# Public Announcement...



## Black Label Romo (Oct 15, 2009)

Welcome Back to the Bullies 101 section...
We got off to a bumpy start...but were back for good...and better than ever...let me make it known this is an open section...and anyone has the right to start threads or comment on threads. Please keep the personal issues out of here though... Anything intended on helping these breeds will always be allowed. I don't have all the answers and this is where I fall back on my GoPitbull family to help out when needed...I am just like yall...I wanna learn and strive to be better. Thank you all for the support you have showed the section and the positive responses...may the year of 2011 be the best for us and may we all finally realize that we are always stronger as a team...no use in battling each other...the only true fight should be against BSL...
Thanks again,
John...aka LSEightOhSixx


----------



## SARGEnNIKITA (Jan 3, 2010)

I got you LS


----------



## MY MIKADO (Apr 7, 2006)

WOO HOO let the learning begin. I know I am ready to start this quest.


----------



## aus_staffy (Nov 10, 2009)

Good to see the section back, LS.


----------



## Sadie (Jun 18, 2008)

Aaahhh shoots we back! BSL SUCKS! Welcome back Bully 101 ..


----------



## American_Pit13 (Apr 23, 2007)

Bout time


----------



## junkyard (Oct 14, 2010)

Whatever dude :rofl:


----------



## apbtmom76 (Nov 4, 2008)

John I am glad to see this section back, i am with Sharon let's get to learning


----------



## MY MIKADO (Apr 7, 2006)

Enough with all this chit chat lets get to posting up Bully info.


----------

# Provided records
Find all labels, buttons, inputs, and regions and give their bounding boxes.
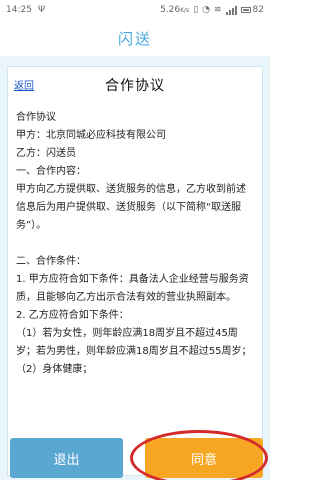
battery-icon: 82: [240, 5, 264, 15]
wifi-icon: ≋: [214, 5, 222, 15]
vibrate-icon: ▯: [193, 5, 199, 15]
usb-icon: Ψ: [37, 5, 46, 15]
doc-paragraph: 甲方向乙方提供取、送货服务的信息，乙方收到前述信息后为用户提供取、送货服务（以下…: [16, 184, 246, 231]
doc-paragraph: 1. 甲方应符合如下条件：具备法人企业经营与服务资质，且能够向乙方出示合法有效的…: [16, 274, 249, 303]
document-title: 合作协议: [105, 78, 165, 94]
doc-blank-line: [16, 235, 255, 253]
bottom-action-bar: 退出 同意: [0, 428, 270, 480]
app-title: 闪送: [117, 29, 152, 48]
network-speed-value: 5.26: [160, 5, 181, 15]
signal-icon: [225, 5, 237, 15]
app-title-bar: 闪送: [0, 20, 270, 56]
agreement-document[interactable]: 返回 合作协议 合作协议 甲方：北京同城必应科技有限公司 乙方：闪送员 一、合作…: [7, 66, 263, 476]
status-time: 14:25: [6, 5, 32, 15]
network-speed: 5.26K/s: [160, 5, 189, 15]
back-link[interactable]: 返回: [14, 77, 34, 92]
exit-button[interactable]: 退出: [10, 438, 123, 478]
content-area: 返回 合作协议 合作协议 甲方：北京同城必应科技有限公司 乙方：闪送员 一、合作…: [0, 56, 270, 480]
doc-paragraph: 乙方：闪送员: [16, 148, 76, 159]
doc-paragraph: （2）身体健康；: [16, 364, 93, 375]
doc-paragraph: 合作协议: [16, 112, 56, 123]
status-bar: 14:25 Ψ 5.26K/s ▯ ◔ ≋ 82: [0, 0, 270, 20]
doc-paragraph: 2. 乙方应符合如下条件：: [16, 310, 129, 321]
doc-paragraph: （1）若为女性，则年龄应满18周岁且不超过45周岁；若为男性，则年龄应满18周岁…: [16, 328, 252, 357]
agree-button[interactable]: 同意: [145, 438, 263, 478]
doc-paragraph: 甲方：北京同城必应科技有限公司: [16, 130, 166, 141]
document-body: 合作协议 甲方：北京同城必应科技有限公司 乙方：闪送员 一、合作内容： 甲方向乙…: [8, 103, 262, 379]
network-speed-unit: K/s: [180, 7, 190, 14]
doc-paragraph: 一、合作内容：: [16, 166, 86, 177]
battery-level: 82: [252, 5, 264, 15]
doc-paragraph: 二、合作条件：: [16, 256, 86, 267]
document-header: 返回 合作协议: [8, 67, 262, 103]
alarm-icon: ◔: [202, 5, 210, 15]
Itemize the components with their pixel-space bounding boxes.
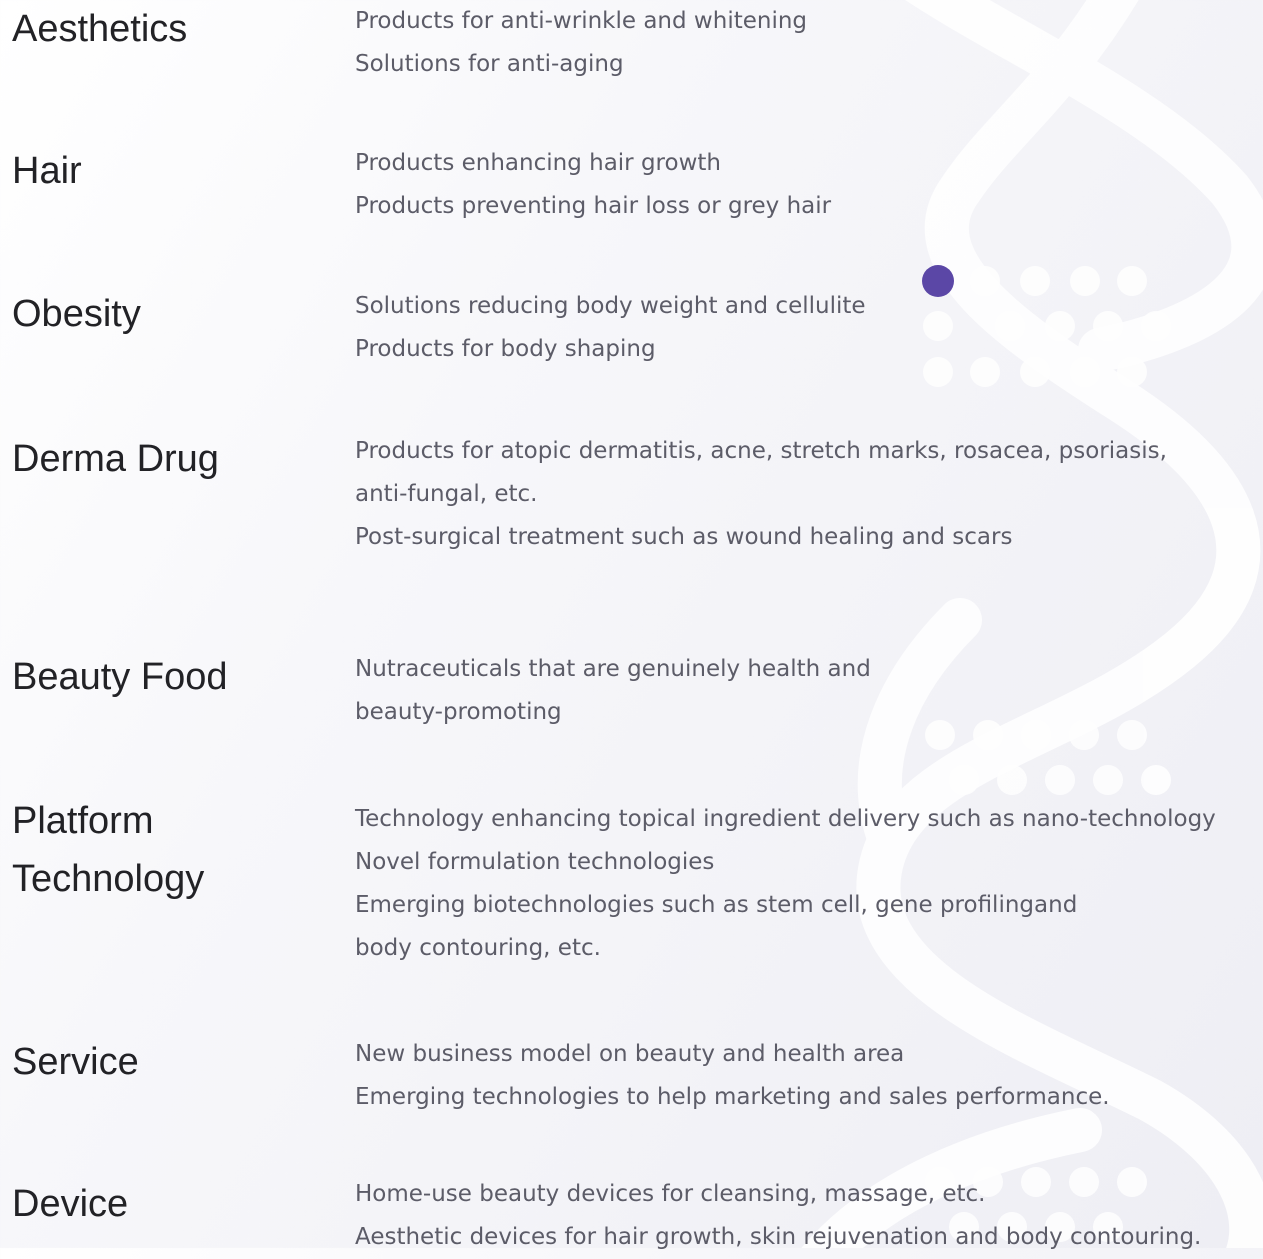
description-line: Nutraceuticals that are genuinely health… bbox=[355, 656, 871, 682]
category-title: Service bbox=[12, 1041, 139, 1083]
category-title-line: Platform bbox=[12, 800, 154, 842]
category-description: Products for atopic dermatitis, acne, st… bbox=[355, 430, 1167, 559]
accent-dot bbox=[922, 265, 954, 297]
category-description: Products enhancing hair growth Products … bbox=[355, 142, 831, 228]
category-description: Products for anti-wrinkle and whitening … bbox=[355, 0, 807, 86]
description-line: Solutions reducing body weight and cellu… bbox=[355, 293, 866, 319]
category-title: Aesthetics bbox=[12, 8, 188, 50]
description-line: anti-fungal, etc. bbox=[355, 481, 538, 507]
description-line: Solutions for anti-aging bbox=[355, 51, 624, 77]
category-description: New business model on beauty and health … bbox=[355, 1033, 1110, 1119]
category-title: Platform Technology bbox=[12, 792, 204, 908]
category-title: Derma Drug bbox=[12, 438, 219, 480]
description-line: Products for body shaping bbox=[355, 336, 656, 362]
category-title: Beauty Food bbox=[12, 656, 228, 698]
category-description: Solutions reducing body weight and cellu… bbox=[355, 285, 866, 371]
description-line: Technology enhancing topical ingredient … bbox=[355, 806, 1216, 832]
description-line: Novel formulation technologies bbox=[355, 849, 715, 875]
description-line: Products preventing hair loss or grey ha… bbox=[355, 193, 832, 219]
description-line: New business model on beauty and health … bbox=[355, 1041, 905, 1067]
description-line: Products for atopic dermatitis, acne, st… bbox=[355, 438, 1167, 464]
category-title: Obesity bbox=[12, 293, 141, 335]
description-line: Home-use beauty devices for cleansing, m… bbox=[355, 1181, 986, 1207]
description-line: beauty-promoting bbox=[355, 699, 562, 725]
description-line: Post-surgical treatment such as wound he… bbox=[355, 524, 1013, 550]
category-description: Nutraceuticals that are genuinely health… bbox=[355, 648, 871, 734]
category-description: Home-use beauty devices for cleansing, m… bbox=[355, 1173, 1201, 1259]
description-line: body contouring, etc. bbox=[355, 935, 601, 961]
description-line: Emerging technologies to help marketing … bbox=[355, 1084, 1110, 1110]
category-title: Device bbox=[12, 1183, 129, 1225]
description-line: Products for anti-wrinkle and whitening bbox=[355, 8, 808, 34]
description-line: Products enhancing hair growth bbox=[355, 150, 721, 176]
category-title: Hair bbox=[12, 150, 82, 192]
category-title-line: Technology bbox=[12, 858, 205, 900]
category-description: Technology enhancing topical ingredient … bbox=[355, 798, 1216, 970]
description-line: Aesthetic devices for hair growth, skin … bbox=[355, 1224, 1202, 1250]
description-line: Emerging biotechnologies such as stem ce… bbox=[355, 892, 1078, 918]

# Exercise description
Revise the Bullies 101 thread between "John I am glad" and "up Bully info.", inclusive, and give that passage back with "chit chat" changed to "small talk".

# Written response
John I am glad to see this section back, i am with Sharon let's get to learning


----------



## MY MIKADO (Apr 7, 2006)

Enough with all this small talk lets get to posting up Bully info.